> [AIM]: Each record is to be transcribed exactly.

> [DATA SHOWN]:

┄┄┄┄┄┄

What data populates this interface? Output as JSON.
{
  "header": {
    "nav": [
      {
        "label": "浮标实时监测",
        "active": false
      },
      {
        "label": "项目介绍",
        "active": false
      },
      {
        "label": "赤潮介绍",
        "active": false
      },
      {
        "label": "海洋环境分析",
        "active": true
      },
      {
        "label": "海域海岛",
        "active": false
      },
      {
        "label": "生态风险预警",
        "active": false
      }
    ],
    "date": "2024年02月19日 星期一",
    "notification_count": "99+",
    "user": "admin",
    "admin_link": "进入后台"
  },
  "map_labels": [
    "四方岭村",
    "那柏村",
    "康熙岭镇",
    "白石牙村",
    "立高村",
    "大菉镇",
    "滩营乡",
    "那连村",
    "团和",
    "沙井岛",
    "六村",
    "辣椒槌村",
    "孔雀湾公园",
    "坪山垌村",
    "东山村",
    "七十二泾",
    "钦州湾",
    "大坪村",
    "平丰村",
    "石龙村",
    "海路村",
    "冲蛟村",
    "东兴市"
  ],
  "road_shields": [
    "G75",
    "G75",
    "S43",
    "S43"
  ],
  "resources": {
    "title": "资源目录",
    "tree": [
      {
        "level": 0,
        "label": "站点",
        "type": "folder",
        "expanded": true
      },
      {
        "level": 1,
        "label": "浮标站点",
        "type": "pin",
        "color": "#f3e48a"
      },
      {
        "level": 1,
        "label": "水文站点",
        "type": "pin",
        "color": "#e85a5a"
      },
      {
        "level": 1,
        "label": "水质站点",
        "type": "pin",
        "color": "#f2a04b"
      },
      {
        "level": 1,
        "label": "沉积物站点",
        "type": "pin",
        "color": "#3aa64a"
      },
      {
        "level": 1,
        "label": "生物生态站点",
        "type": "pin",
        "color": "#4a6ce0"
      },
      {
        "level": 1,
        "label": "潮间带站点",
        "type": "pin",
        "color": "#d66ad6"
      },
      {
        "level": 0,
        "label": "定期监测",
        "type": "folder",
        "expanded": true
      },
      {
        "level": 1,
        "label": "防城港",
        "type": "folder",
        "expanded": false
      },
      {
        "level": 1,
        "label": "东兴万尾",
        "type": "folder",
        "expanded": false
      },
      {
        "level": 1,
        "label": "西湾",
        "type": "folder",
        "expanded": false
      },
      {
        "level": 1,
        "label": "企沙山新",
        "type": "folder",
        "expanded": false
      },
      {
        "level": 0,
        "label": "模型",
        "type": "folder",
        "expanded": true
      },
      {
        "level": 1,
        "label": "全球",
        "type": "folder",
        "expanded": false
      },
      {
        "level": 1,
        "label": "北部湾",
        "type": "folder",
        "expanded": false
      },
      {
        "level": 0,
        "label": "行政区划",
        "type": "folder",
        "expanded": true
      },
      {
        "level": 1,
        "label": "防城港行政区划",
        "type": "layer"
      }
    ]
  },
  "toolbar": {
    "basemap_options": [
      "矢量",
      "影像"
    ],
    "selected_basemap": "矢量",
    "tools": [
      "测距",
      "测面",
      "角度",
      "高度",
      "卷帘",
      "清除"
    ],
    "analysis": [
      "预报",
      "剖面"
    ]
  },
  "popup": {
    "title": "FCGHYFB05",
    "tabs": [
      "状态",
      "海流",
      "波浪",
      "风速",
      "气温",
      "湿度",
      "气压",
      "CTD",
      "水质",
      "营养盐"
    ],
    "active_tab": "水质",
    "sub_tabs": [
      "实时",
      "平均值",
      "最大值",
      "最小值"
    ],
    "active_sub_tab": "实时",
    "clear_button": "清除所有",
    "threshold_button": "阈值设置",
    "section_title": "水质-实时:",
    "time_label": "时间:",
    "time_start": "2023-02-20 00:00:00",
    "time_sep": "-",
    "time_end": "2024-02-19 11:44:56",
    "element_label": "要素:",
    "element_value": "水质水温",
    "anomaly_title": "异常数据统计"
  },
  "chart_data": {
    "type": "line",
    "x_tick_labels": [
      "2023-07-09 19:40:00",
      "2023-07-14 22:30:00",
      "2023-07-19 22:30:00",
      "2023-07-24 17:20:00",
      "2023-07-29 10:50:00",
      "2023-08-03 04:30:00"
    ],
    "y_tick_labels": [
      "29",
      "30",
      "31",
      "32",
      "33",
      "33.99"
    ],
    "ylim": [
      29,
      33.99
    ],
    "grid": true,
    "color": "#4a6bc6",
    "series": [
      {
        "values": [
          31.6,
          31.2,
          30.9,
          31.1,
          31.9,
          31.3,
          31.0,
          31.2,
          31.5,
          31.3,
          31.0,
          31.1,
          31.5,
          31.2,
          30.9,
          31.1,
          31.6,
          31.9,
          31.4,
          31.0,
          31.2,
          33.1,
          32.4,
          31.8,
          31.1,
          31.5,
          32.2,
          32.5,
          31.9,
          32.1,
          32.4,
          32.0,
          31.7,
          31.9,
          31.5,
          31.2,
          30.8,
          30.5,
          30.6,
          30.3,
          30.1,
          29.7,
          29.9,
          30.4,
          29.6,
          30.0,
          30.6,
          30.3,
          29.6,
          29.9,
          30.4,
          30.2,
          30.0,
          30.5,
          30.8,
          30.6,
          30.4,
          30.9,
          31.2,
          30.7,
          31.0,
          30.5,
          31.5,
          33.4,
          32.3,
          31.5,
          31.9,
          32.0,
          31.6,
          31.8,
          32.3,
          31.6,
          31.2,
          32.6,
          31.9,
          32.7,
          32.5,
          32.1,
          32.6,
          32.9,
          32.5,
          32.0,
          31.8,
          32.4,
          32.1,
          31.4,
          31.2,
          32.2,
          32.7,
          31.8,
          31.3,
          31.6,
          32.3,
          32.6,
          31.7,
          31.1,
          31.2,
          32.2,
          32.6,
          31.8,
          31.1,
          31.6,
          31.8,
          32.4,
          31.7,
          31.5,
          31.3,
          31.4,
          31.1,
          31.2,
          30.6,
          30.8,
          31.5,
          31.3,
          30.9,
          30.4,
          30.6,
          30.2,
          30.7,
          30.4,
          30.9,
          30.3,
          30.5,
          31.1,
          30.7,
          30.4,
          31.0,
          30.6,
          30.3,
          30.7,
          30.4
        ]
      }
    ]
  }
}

┄┄┄┄┄┄

> [SOLUTION TO THIS PROBLEM]:
What data populates this interface? Output as JSON.
{
  "header": {
    "nav": [
      {
        "label": "浮标实时监测",
        "active": false
      },
      {
        "label": "项目介绍",
        "active": false
      },
      {
        "label": "赤潮介绍",
        "active": false
      },
      {
        "label": "海洋环境分析",
        "active": true
      },
      {
        "label": "海域海岛",
        "active": false
      },
      {
        "label": "生态风险预警",
        "active": false
      }
    ],
    "date": "2024年02月19日 星期一",
    "notification_count": "99+",
    "user": "admin",
    "admin_link": "进入后台"
  },
  "map_labels": [
    "四方岭村",
    "那柏村",
    "康熙岭镇",
    "白石牙村",
    "立高村",
    "大菉镇",
    "滩营乡",
    "那连村",
    "团和",
    "沙井岛",
    "六村",
    "辣椒槌村",
    "孔雀湾公园",
    "坪山垌村",
    "东山村",
    "七十二泾",
    "钦州湾",
    "大坪村",
    "平丰村",
    "石龙村",
    "海路村",
    "冲蛟村",
    "东兴市"
  ],
  "road_shields": [
    "G75",
    "G75",
    "S43",
    "S43"
  ],
  "resources": {
    "title": "资源目录",
    "tree": [
      {
        "level": 0,
        "label": "站点",
        "type": "folder",
        "expanded": true
      },
      {
        "level": 1,
        "label": "浮标站点",
        "type": "pin",
        "color": "#f3e48a"
      },
      {
        "level": 1,
        "label": "水文站点",
        "type": "pin",
        "color": "#e85a5a"
      },
      {
        "level": 1,
        "label": "水质站点",
        "type": "pin",
        "color": "#f2a04b"
      },
      {
        "level": 1,
        "label": "沉积物站点",
        "type": "pin",
        "color": "#3aa64a"
      },
      {
        "level": 1,
        "label": "生物生态站点",
        "type": "pin",
        "color": "#4a6ce0"
      },
      {
        "level": 1,
        "label": "潮间带站点",
        "type": "pin",
        "color": "#d66ad6"
      },
      {
        "level": 0,
        "label": "定期监测",
        "type": "folder",
        "expanded": true
      },
      {
        "level": 1,
        "label": "防城港",
        "type": "folder",
        "expanded": false
      },
      {
        "level": 1,
        "label": "东兴万尾",
        "type": "folder",
        "expanded": false
      },
      {
        "level": 1,
        "label": "西湾",
        "type": "folder",
        "expanded": false
      },
      {
        "level": 1,
        "label": "企沙山新",
        "type": "folder",
        "expanded": false
      },
      {
        "level": 0,
        "label": "模型",
        "type": "folder",
        "expanded": true
      },
      {
        "level": 1,
        "label": "全球",
        "type": "folder",
        "expanded": false
      },
      {
        "level": 1,
        "label": "北部湾",
        "type": "folder",
        "expanded": false
      },
      {
        "level": 0,
        "label": "行政区划",
        "type": "folder",
        "expanded": true
      },
      {
        "level": 1,
        "label": "防城港行政区划",
        "type": "layer"
      }
    ]
  },
  "toolbar": {
    "basemap_options": [
      "矢量",
      "影像"
    ],
    "selected_basemap": "矢量",
    "tools": [
      "测距",
      "测面",
      "角度",
      "高度",
      "卷帘",
      "清除"
    ],
    "analysis": [
      "预报",
      "剖面"
    ]
  },
  "popup": {
    "title": "FCGHYFB05",
    "tabs": [
      "状态",
      "海流",
      "波浪",
      "风速",
      "气温",
      "湿度",
      "气压",
      "CTD",
      "水质",
      "营养盐"
    ],
    "active_tab": "水质",
    "sub_tabs": [
      "实时",
      "平均值",
      "最大值",
      "最小值"
    ],
    "active_sub_tab": "实时",
    "clear_button": "清除所有",
    "threshold_button": "阈值设置",
    "section_title": "水质-实时:",
    "time_label": "时间:",
    "time_start": "2023-02-20 00:00:00",
    "time_sep": "-",
    "time_end": "2024-02-19 11:44:56",
    "element_label": "要素:",
    "element_value": "水质水温",
    "anomaly_title": "异常数据统计"
  },
  "chart_data": {
    "type": "line",
    "x_tick_labels": [
      "2023-07-09 19:40:00",
      "2023-07-14 22:30:00",
      "2023-07-19 22:30:00",
      "2023-07-24 17:20:00",
      "2023-07-29 10:50:00",
      "2023-08-03 04:30:00"
    ],
    "y_tick_labels": [
      "29",
      "30",
      "31",
      "32",
      "33",
      "33.99"
    ],
    "ylim": [
      29,
      33.99
    ],
    "grid": true,
    "color": "#4a6bc6",
    "series": [
      {
        "values": [
          31.6,
          31.2,
          30.9,
          31.1,
          31.9,
          31.3,
          31.0,
          31.2,
          31.5,
          31.3,
          31.0,
          31.1,
          31.5,
          31.2,
          30.9,
          31.1,
          31.6,
          31.9,
          31.4,
          31.0,
          31.2,
          33.1,
          32.4,
          31.8,
          31.1,
          31.5,
          32.2,
          32.5,
          31.9,
          32.1,
          32.4,
          32.0,
          31.7,
          31.9,
          31.5,
          31.2,
          30.8,
          30.5,
          30.6,
          30.3,
          30.1,
          29.7,
          29.9,
          30.4,
          29.6,
          30.0,
          30.6,
          30.3,
          29.6,
          29.9,
          30.4,
          30.2,
          30.0,
          30.5,
          30.8,
          30.6,
          30.4,
          30.9,
          31.2,
          30.7,
          31.0,
          30.5,
          31.5,
          33.4,
          32.3,
          31.5,
          31.9,
          32.0,
          31.6,
          31.8,
          32.3,
          31.6,
          31.2,
          32.6,
          31.9,
          32.7,
          32.5,
          32.1,
          32.6,
          32.9,
          32.5,
          32.0,
          31.8,
          32.4,
          32.1,
          31.4,
          31.2,
          32.2,
          32.7,
          31.8,
          31.3,
          31.6,
          32.3,
          32.6,
          31.7,
          31.1,
          31.2,
          32.2,
          32.6,
          31.8,
          31.1,
          31.6,
          31.8,
          32.4,
          31.7,
          31.5,
          31.3,
          31.4,
          31.1,
          31.2,
          30.6,
          30.8,
          31.5,
          31.3,
          30.9,
          30.4,
          30.6,
          30.2,
          30.7,
          30.4,
          30.9,
          30.3,
          30.5,
          31.1,
          30.7,
          30.4,
          31.0,
          30.6,
          30.3,
          30.7,
          30.4
        ]
      }
    ]
  }
}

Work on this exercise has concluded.